[Exercise brief] Print out every record exactly as it appears.

[Data to use]
━━━━━━━━

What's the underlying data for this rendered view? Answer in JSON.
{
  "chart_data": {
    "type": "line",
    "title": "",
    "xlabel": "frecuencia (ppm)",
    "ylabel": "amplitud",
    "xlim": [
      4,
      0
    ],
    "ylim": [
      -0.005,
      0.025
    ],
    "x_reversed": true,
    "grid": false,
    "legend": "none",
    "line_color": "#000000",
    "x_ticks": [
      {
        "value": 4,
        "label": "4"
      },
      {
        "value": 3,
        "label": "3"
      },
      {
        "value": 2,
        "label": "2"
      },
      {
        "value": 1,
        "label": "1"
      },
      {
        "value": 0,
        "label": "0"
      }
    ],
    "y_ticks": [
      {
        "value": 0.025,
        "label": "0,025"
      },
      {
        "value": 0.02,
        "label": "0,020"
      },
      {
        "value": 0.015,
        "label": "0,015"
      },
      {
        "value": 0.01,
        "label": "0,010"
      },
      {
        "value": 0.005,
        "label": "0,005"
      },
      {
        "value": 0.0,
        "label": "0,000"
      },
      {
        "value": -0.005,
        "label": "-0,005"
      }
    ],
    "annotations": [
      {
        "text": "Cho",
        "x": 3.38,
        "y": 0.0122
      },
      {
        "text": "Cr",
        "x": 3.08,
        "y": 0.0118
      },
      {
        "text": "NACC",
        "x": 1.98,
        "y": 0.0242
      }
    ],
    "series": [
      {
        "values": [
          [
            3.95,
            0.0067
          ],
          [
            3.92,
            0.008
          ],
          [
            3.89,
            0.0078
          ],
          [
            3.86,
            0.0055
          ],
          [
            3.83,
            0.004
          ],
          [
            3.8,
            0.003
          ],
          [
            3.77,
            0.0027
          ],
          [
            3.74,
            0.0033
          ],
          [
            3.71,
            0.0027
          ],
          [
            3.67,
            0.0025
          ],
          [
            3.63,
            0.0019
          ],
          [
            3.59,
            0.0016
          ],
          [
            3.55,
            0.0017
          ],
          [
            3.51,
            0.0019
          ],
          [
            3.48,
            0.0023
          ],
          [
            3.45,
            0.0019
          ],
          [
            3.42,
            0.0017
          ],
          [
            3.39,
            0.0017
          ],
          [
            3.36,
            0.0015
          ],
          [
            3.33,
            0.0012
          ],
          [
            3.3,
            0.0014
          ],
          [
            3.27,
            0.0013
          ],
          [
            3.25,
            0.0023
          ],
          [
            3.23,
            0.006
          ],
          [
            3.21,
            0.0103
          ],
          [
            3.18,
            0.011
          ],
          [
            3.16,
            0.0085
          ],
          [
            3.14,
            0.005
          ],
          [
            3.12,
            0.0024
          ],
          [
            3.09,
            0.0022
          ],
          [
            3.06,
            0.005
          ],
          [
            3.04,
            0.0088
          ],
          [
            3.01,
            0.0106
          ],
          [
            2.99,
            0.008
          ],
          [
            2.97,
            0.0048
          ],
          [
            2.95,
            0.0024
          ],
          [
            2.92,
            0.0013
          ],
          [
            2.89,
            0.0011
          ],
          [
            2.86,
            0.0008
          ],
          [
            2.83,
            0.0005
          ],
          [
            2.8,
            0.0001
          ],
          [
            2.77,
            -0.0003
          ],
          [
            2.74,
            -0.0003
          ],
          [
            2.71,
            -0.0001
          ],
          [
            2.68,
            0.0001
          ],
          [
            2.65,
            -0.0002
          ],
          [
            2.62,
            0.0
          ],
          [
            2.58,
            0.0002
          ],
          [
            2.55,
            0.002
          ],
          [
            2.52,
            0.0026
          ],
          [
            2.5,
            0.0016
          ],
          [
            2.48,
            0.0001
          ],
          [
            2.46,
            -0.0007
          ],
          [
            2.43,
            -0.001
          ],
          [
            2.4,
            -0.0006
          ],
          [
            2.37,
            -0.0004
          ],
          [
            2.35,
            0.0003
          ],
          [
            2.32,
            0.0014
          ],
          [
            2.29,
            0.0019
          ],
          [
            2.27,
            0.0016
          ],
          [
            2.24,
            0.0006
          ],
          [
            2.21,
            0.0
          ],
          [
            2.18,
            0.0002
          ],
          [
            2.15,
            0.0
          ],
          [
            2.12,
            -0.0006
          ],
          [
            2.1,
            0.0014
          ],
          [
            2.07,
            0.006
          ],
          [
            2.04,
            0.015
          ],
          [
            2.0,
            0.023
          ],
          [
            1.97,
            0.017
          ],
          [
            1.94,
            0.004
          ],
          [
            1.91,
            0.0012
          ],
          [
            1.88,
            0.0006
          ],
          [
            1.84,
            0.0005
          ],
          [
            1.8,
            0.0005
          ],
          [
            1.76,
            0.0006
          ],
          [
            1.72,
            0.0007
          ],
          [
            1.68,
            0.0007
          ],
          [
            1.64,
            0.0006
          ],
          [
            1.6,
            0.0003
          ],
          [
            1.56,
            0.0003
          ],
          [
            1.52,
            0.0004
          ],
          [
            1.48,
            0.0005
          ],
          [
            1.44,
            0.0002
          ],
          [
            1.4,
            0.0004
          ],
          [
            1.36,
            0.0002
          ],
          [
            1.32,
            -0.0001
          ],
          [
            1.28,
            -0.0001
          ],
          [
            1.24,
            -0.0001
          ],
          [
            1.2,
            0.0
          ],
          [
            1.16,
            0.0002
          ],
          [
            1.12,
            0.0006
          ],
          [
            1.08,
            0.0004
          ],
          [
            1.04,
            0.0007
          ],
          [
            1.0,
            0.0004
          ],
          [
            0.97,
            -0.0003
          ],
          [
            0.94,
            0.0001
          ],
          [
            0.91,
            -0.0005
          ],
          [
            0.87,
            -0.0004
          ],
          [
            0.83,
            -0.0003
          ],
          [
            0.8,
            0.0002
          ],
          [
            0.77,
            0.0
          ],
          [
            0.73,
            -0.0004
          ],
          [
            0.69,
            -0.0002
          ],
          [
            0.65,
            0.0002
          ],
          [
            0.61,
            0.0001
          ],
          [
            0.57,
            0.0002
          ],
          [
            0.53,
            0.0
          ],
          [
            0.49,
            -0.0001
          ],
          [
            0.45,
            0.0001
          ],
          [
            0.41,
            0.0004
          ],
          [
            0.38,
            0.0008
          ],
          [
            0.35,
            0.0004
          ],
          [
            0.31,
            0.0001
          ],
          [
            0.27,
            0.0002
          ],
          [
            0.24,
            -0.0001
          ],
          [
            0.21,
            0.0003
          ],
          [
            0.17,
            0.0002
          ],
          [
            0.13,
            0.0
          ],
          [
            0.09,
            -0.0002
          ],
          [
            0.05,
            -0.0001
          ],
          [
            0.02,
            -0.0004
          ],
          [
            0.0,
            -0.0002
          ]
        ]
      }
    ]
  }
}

━━━━━━━━

[Finished exercise]
What's the underlying data for this rendered view? Answer in JSON.
{
  "chart_data": {
    "type": "line",
    "title": "",
    "xlabel": "frecuencia (ppm)",
    "ylabel": "amplitud",
    "xlim": [
      4,
      0
    ],
    "ylim": [
      -0.005,
      0.025
    ],
    "x_reversed": true,
    "grid": false,
    "legend": "none",
    "line_color": "#000000",
    "x_ticks": [
      {
        "value": 4,
        "label": "4"
      },
      {
        "value": 3,
        "label": "3"
      },
      {
        "value": 2,
        "label": "2"
      },
      {
        "value": 1,
        "label": "1"
      },
      {
        "value": 0,
        "label": "0"
      }
    ],
    "y_ticks": [
      {
        "value": 0.025,
        "label": "0,025"
      },
      {
        "value": 0.02,
        "label": "0,020"
      },
      {
        "value": 0.015,
        "label": "0,015"
      },
      {
        "value": 0.01,
        "label": "0,010"
      },
      {
        "value": 0.005,
        "label": "0,005"
      },
      {
        "value": 0.0,
        "label": "0,000"
      },
      {
        "value": -0.005,
        "label": "-0,005"
      }
    ],
    "annotations": [
      {
        "text": "Cho",
        "x": 3.38,
        "y": 0.0122
      },
      {
        "text": "Cr",
        "x": 3.08,
        "y": 0.0118
      },
      {
        "text": "NACC",
        "x": 1.98,
        "y": 0.0242
      }
    ],
    "series": [
      {
        "values": [
          [
            3.95,
            0.0067
          ],
          [
            3.92,
            0.008
          ],
          [
            3.89,
            0.0078
          ],
          [
            3.86,
            0.0055
          ],
          [
            3.83,
            0.004
          ],
          [
            3.8,
            0.003
          ],
          [
            3.77,
            0.0027
          ],
          [
            3.74,
            0.0033
          ],
          [
            3.71,
            0.0027
          ],
          [
            3.67,
            0.0025
          ],
          [
            3.63,
            0.0019
          ],
          [
            3.59,
            0.0016
          ],
          [
            3.55,
            0.0017
          ],
          [
            3.51,
            0.0019
          ],
          [
            3.48,
            0.0023
          ],
          [
            3.45,
            0.0019
          ],
          [
            3.42,
            0.0017
          ],
          [
            3.39,
            0.0017
          ],
          [
            3.36,
            0.0015
          ],
          [
            3.33,
            0.0012
          ],
          [
            3.3,
            0.0014
          ],
          [
            3.27,
            0.0013
          ],
          [
            3.25,
            0.0023
          ],
          [
            3.23,
            0.006
          ],
          [
            3.21,
            0.0103
          ],
          [
            3.18,
            0.011
          ],
          [
            3.16,
            0.0085
          ],
          [
            3.14,
            0.005
          ],
          [
            3.12,
            0.0024
          ],
          [
            3.09,
            0.0022
          ],
          [
            3.06,
            0.005
          ],
          [
            3.04,
            0.0088
          ],
          [
            3.01,
            0.0106
          ],
          [
            2.99,
            0.008
          ],
          [
            2.97,
            0.0048
          ],
          [
            2.95,
            0.0024
          ],
          [
            2.92,
            0.0013
          ],
          [
            2.89,
            0.0011
          ],
          [
            2.86,
            0.0008
          ],
          [
            2.83,
            0.0005
          ],
          [
            2.8,
            0.0001
          ],
          [
            2.77,
            -0.0003
          ],
          [
            2.74,
            -0.0003
          ],
          [
            2.71,
            -0.0001
          ],
          [
            2.68,
            0.0001
          ],
          [
            2.65,
            -0.0002
          ],
          [
            2.62,
            0.0
          ],
          [
            2.58,
            0.0002
          ],
          [
            2.55,
            0.002
          ],
          [
            2.52,
            0.0026
          ],
          [
            2.5,
            0.0016
          ],
          [
            2.48,
            0.0001
          ],
          [
            2.46,
            -0.0007
          ],
          [
            2.43,
            -0.001
          ],
          [
            2.4,
            -0.0006
          ],
          [
            2.37,
            -0.0004
          ],
          [
            2.35,
            0.0003
          ],
          [
            2.32,
            0.0014
          ],
          [
            2.29,
            0.0019
          ],
          [
            2.27,
            0.0016
          ],
          [
            2.24,
            0.0006
          ],
          [
            2.21,
            0.0
          ],
          [
            2.18,
            0.0002
          ],
          [
            2.15,
            0.0
          ],
          [
            2.12,
            -0.0006
          ],
          [
            2.1,
            0.0014
          ],
          [
            2.07,
            0.006
          ],
          [
            2.04,
            0.015
          ],
          [
            2.0,
            0.023
          ],
          [
            1.97,
            0.017
          ],
          [
            1.94,
            0.004
          ],
          [
            1.91,
            0.0012
          ],
          [
            1.88,
            0.0006
          ],
          [
            1.84,
            0.0005
          ],
          [
            1.8,
            0.0005
          ],
          [
            1.76,
            0.0006
          ],
          [
            1.72,
            0.0007
          ],
          [
            1.68,
            0.0007
          ],
          [
            1.64,
            0.0006
          ],
          [
            1.6,
            0.0003
          ],
          [
            1.56,
            0.0003
          ],
          [
            1.52,
            0.0004
          ],
          [
            1.48,
            0.0005
          ],
          [
            1.44,
            0.0002
          ],
          [
            1.4,
            0.0004
          ],
          [
            1.36,
            0.0002
          ],
          [
            1.32,
            -0.0001
          ],
          [
            1.28,
            -0.0001
          ],
          [
            1.24,
            -0.0001
          ],
          [
            1.2,
            0.0
          ],
          [
            1.16,
            0.0002
          ],
          [
            1.12,
            0.0006
          ],
          [
            1.08,
            0.0004
          ],
          [
            1.04,
            0.0007
          ],
          [
            1.0,
            0.0004
          ],
          [
            0.97,
            -0.0003
          ],
          [
            0.94,
            0.0001
          ],
          [
            0.91,
            -0.0005
          ],
          [
            0.87,
            -0.0004
          ],
          [
            0.83,
            -0.0003
          ],
          [
            0.8,
            0.0002
          ],
          [
            0.77,
            0.0
          ],
          [
            0.73,
            -0.0004
          ],
          [
            0.69,
            -0.0002
          ],
          [
            0.65,
            0.0002
          ],
          [
            0.61,
            0.0001
          ],
          [
            0.57,
            0.0002
          ],
          [
            0.53,
            0.0
          ],
          [
            0.49,
            -0.0001
          ],
          [
            0.45,
            0.0001
          ],
          [
            0.41,
            0.0004
          ],
          [
            0.38,
            0.0008
          ],
          [
            0.35,
            0.0004
          ],
          [
            0.31,
            0.0001
          ],
          [
            0.27,
            0.0002
          ],
          [
            0.24,
            -0.0001
          ],
          [
            0.21,
            0.0003
          ],
          [
            0.17,
            0.0002
          ],
          [
            0.13,
            0.0
          ],
          [
            0.09,
            -0.0002
          ],
          [
            0.05,
            -0.0001
          ],
          [
            0.02,
            -0.0004
          ],
          [
            0.0,
            -0.0002
          ]
        ]
      }
    ]
  }
}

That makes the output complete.